- Materials provided
┌────────
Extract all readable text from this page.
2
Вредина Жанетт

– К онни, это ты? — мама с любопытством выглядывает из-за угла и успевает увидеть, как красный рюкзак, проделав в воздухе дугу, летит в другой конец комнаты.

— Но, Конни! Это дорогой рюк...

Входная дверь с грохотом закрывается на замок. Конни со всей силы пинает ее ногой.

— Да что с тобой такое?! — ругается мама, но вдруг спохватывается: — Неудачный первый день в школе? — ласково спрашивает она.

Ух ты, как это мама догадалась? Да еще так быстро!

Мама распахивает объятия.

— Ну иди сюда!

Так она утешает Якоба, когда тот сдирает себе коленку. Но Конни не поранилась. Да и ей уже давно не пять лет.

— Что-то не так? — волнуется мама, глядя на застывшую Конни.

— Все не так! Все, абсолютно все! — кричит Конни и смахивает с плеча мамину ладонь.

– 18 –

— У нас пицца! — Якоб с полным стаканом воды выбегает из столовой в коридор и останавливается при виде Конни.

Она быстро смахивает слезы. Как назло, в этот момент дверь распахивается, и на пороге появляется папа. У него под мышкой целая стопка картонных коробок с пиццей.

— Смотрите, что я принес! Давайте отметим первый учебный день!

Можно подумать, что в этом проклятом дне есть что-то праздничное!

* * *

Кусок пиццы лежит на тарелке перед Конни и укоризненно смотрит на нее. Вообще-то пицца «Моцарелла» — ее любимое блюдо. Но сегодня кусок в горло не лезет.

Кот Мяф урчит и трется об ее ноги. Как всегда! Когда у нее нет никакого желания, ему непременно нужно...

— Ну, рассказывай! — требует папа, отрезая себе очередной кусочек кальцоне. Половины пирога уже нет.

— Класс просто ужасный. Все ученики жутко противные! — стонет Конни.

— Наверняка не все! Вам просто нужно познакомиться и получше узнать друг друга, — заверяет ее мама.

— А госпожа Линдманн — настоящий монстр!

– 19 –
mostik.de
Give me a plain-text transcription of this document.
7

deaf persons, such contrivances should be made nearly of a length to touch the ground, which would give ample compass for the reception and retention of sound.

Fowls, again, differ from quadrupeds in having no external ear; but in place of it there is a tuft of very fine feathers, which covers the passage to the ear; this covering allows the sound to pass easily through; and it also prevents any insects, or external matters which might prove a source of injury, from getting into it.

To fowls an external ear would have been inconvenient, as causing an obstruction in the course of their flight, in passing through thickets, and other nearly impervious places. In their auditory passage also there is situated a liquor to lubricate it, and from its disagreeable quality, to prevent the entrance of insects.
└────────
- Problem to solve
Starting at the line that contains "Give me a plain-text", retype each line through the end of the listing above and nothing else.

- Correct result
Give me a plain-text transcription of this document.
7

deaf persons, such contrivances should be made nearly of a length to touch the ground, which would give ample compass for the reception and retention of sound.

Fowls, again, differ from quadrupeds in having no external ear; but in place of it there is a tuft of very fine feathers, which covers the passage to the ear; this covering allows the sound to pass easily through; and it also prevents any insects, or external matters which might prove a source of injury, from getting into it.

To fowls an external ear would have been inconvenient, as causing an obstruction in the course of their flight, in passing through thickets, and other nearly impervious places. In their auditory passage also there is situated a liquor to lubricate it, and from its disagreeable quality, to prevent the entrance of insects.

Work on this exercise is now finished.